::: Record list :::

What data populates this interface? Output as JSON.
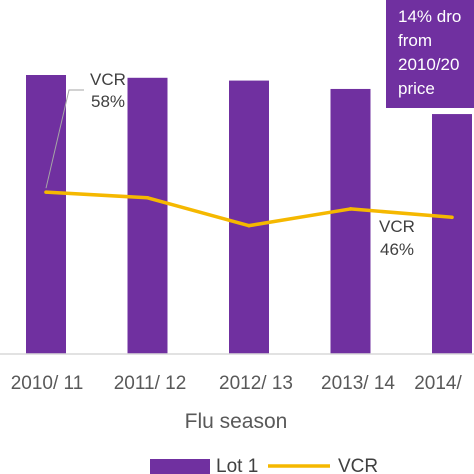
{
  "chart_data": {
    "type": "bar",
    "categories": [
      "2010/ 11",
      "2011/ 12",
      "2012/ 13",
      "2013/ 14",
      "2014/"
    ],
    "series": [
      {
        "name": "Lot 1",
        "type": "bar",
        "color": "#7030a0",
        "values": [
          100,
          99,
          98,
          95,
          86
        ]
      },
      {
        "name": "VCR",
        "type": "line",
        "color": "#f5b800",
        "values": [
          58,
          56,
          46,
          52,
          49
        ]
      }
    ],
    "xlabel": "Flu season",
    "ylabel": "",
    "ylim": [
      0,
      100
    ],
    "grid": false,
    "legend": "bottom",
    "annotations": [
      {
        "series": "VCR",
        "index": 0,
        "lines": [
          "VCR",
          "58%"
        ]
      },
      {
        "series": "VCR",
        "index": 2,
        "lines": [
          "VCR",
          "46%"
        ]
      }
    ],
    "callout": {
      "lines": [
        "14% dro",
        "from",
        "2010/20",
        "price"
      ],
      "color": "#7030a0"
    }
  }
}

:::

(Set task): Generate a word-for-word copy of the preceding records, excluding all pictures.

(Solution to this problem):
What data populates this interface? Output as JSON.
{
  "chart_data": {
    "type": "bar",
    "categories": [
      "2010/ 11",
      "2011/ 12",
      "2012/ 13",
      "2013/ 14",
      "2014/"
    ],
    "series": [
      {
        "name": "Lot 1",
        "type": "bar",
        "color": "#7030a0",
        "values": [
          100,
          99,
          98,
          95,
          86
        ]
      },
      {
        "name": "VCR",
        "type": "line",
        "color": "#f5b800",
        "values": [
          58,
          56,
          46,
          52,
          49
        ]
      }
    ],
    "xlabel": "Flu season",
    "ylabel": "",
    "ylim": [
      0,
      100
    ],
    "grid": false,
    "legend": "bottom",
    "annotations": [
      {
        "series": "VCR",
        "index": 0,
        "lines": [
          "VCR",
          "58%"
        ]
      },
      {
        "series": "VCR",
        "index": 2,
        "lines": [
          "VCR",
          "46%"
        ]
      }
    ],
    "callout": {
      "lines": [
        "14% dro",
        "from",
        "2010/20",
        "price"
      ],
      "color": "#7030a0"
    }
  }
}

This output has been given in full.